_INSTRUCTIONS TO FOLLOW_
Pictures do not belong in the copy; restate the records below word for word.
BEGIN MATERIALS PROVIDED
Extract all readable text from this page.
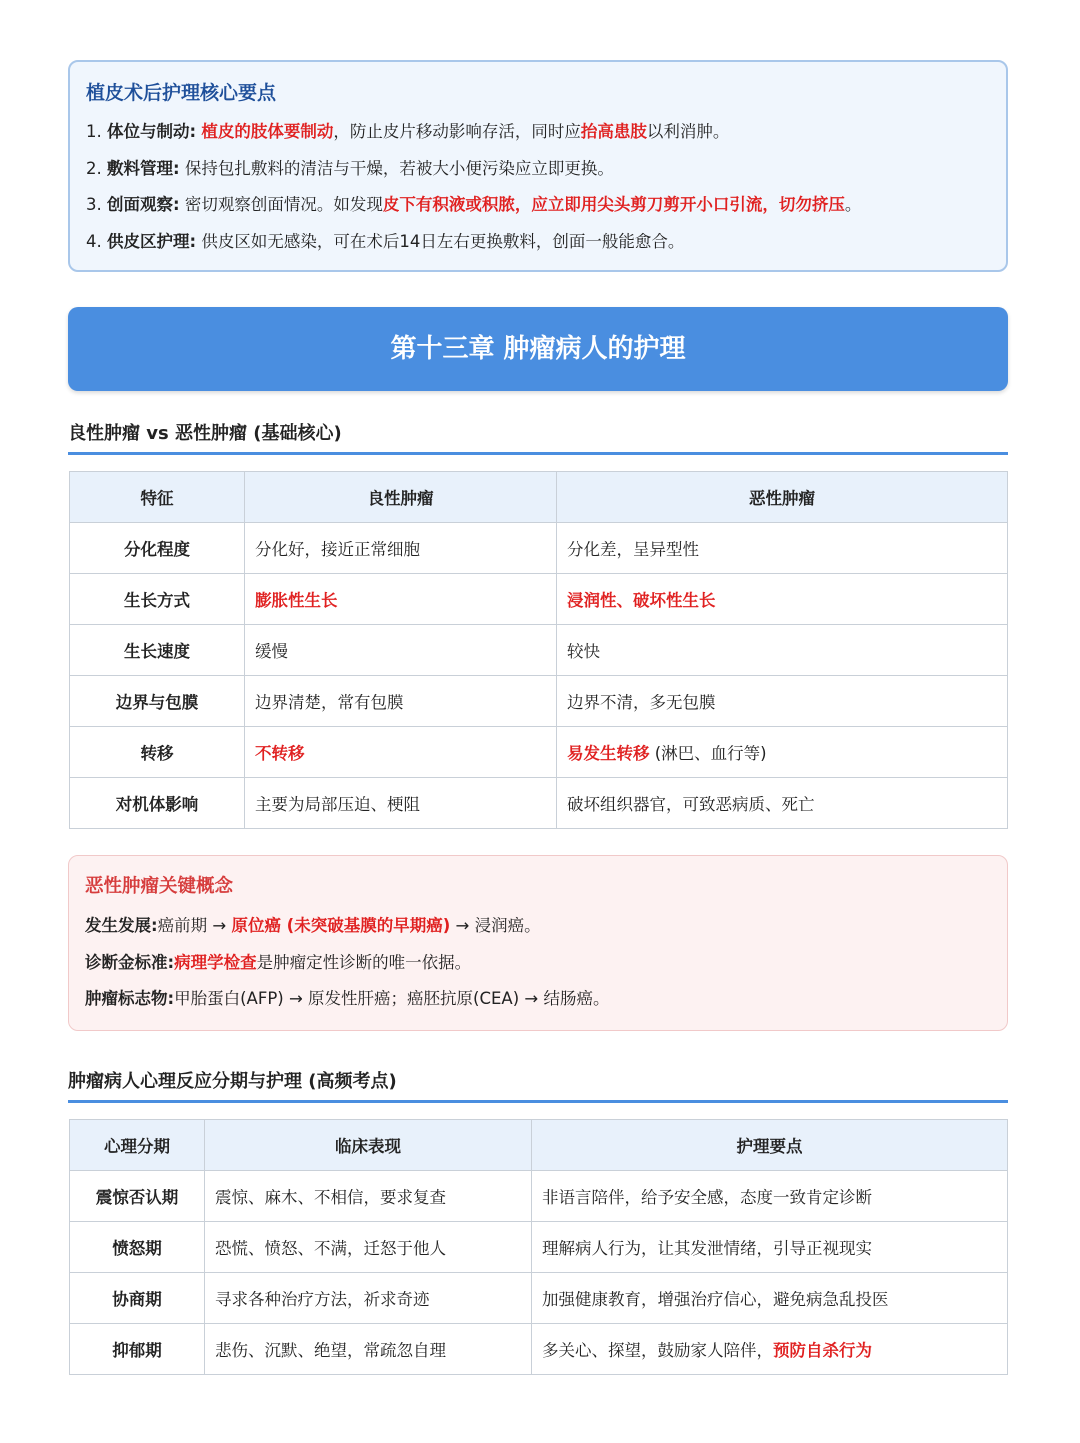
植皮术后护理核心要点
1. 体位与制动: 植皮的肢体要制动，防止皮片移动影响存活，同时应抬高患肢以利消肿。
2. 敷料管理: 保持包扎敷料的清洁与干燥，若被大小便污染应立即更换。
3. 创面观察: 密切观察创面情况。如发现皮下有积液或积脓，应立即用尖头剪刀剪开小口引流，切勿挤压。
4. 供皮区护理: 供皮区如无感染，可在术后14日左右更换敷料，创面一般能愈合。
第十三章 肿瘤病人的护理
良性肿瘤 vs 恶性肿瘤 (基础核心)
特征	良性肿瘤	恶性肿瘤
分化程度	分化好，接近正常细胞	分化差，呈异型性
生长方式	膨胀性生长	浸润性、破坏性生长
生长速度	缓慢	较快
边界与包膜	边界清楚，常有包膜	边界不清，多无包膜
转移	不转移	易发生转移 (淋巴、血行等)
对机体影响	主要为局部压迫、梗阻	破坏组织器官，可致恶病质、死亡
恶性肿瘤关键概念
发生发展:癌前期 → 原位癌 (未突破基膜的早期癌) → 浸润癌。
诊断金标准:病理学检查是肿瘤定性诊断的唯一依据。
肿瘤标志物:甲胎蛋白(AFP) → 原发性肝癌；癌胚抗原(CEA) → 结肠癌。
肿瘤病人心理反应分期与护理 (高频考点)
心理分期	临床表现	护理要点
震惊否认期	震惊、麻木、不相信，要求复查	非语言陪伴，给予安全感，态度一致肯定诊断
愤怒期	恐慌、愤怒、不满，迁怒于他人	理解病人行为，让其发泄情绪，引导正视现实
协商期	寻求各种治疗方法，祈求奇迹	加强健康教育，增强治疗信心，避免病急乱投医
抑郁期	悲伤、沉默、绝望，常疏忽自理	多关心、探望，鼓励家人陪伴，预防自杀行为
END MATERIALS PROVIDED
_ANSWER FOR THE TASK_
Extract all readable text from this page.
植皮术后护理核心要点
1. 体位与制动: 植皮的肢体要制动，防止皮片移动影响存活，同时应抬高患肢以利消肿。
2. 敷料管理: 保持包扎敷料的清洁与干燥，若被大小便污染应立即更换。
3. 创面观察: 密切观察创面情况。如发现皮下有积液或积脓，应立即用尖头剪刀剪开小口引流，切勿挤压。
4. 供皮区护理: 供皮区如无感染，可在术后14日左右更换敷料，创面一般能愈合。
第十三章 肿瘤病人的护理
良性肿瘤 vs 恶性肿瘤 (基础核心)
特征	良性肿瘤	恶性肿瘤
分化程度	分化好，接近正常细胞	分化差，呈异型性
生长方式	膨胀性生长	浸润性、破坏性生长
生长速度	缓慢	较快
边界与包膜	边界清楚，常有包膜	边界不清，多无包膜
转移	不转移	易发生转移 (淋巴、血行等)
对机体影响	主要为局部压迫、梗阻	破坏组织器官，可致恶病质、死亡
恶性肿瘤关键概念
发生发展:癌前期 → 原位癌 (未突破基膜的早期癌) → 浸润癌。
诊断金标准:病理学检查是肿瘤定性诊断的唯一依据。
肿瘤标志物:甲胎蛋白(AFP) → 原发性肝癌；癌胚抗原(CEA) → 结肠癌。
肿瘤病人心理反应分期与护理 (高频考点)
心理分期	临床表现	护理要点
震惊否认期	震惊、麻木、不相信，要求复查	非语言陪伴，给予安全感，态度一致肯定诊断
愤怒期	恐慌、愤怒、不满，迁怒于他人	理解病人行为，让其发泄情绪，引导正视现实
协商期	寻求各种治疗方法，祈求奇迹	加强健康教育，增强治疗信心，避免病急乱投医
抑郁期	悲伤、沉默、绝望，常疏忽自理	多关心、探望，鼓励家人陪伴，预防自杀行为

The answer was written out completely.